● Written request
Find every line in the records below that holds the word "Positive", and copy it out.

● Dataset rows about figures
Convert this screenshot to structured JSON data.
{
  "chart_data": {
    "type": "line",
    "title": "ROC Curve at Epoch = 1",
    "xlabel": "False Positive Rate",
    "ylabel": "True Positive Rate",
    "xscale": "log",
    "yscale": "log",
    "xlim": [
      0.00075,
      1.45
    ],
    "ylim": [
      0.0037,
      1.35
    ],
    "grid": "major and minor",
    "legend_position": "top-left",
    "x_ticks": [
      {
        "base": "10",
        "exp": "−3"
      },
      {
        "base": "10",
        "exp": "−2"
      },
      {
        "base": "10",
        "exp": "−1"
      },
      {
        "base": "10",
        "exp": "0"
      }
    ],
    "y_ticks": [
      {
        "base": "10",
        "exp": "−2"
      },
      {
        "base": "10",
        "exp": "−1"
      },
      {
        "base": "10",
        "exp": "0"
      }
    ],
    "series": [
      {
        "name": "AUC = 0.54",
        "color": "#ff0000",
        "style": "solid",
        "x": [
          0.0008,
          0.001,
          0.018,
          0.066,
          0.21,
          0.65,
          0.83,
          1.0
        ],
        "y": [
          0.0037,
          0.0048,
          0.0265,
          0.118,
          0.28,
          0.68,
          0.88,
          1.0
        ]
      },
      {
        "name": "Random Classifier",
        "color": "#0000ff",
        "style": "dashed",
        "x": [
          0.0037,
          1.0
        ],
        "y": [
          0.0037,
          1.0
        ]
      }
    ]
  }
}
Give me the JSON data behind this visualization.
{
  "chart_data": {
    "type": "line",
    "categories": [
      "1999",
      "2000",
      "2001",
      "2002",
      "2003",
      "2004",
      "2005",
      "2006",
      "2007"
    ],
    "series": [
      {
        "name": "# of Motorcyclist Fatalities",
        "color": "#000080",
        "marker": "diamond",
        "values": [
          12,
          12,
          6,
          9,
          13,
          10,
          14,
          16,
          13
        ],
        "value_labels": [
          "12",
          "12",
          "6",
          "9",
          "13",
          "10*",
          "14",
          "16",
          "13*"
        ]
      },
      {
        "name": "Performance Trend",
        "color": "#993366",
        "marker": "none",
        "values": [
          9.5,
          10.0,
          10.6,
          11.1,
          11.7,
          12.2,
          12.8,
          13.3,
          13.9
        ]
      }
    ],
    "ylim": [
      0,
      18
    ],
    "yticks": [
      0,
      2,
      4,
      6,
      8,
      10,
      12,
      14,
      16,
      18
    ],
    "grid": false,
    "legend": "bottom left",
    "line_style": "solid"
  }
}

● Response to the task
    "xlabel": "False Positive Rate",
    "ylabel": "True Positive Rate",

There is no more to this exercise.